**EXTRACTED MATERIAL:**
>> start

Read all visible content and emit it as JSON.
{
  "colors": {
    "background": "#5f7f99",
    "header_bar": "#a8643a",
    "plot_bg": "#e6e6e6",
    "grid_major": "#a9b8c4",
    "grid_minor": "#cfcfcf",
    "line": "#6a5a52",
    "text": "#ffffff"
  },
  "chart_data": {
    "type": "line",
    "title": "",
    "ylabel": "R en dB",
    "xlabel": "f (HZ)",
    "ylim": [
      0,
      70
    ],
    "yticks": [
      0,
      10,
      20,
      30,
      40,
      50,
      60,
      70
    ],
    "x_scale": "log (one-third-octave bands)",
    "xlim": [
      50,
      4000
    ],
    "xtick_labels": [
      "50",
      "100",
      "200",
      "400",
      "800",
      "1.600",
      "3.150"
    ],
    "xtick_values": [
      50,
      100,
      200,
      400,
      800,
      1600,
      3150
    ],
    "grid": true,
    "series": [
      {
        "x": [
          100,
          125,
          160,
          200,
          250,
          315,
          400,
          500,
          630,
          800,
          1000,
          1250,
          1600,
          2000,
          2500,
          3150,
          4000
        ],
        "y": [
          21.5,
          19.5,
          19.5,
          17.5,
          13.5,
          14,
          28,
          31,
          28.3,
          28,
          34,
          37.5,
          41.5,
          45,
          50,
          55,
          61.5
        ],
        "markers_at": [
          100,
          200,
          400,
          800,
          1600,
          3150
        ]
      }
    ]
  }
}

>> end

**PROBLEM DETAILS:**
Return all of the data precisely as it appears.

**WRITTEN ANSWER:**
Read all visible content and emit it as JSON.
{
  "colors": {
    "background": "#5f7f99",
    "header_bar": "#a8643a",
    "plot_bg": "#e6e6e6",
    "grid_major": "#a9b8c4",
    "grid_minor": "#cfcfcf",
    "line": "#6a5a52",
    "text": "#ffffff"
  },
  "chart_data": {
    "type": "line",
    "title": "",
    "ylabel": "R en dB",
    "xlabel": "f (HZ)",
    "ylim": [
      0,
      70
    ],
    "yticks": [
      0,
      10,
      20,
      30,
      40,
      50,
      60,
      70
    ],
    "x_scale": "log (one-third-octave bands)",
    "xlim": [
      50,
      4000
    ],
    "xtick_labels": [
      "50",
      "100",
      "200",
      "400",
      "800",
      "1.600",
      "3.150"
    ],
    "xtick_values": [
      50,
      100,
      200,
      400,
      800,
      1600,
      3150
    ],
    "grid": true,
    "series": [
      {
        "x": [
          100,
          125,
          160,
          200,
          250,
          315,
          400,
          500,
          630,
          800,
          1000,
          1250,
          1600,
          2000,
          2500,
          3150,
          4000
        ],
        "y": [
          21.5,
          19.5,
          19.5,
          17.5,
          13.5,
          14,
          28,
          31,
          28.3,
          28,
          34,
          37.5,
          41.5,
          45,
          50,
          55,
          61.5
        ],
        "markers_at": [
          100,
          200,
          400,
          800,
          1600,
          3150
        ]
      }
    ]
  }
}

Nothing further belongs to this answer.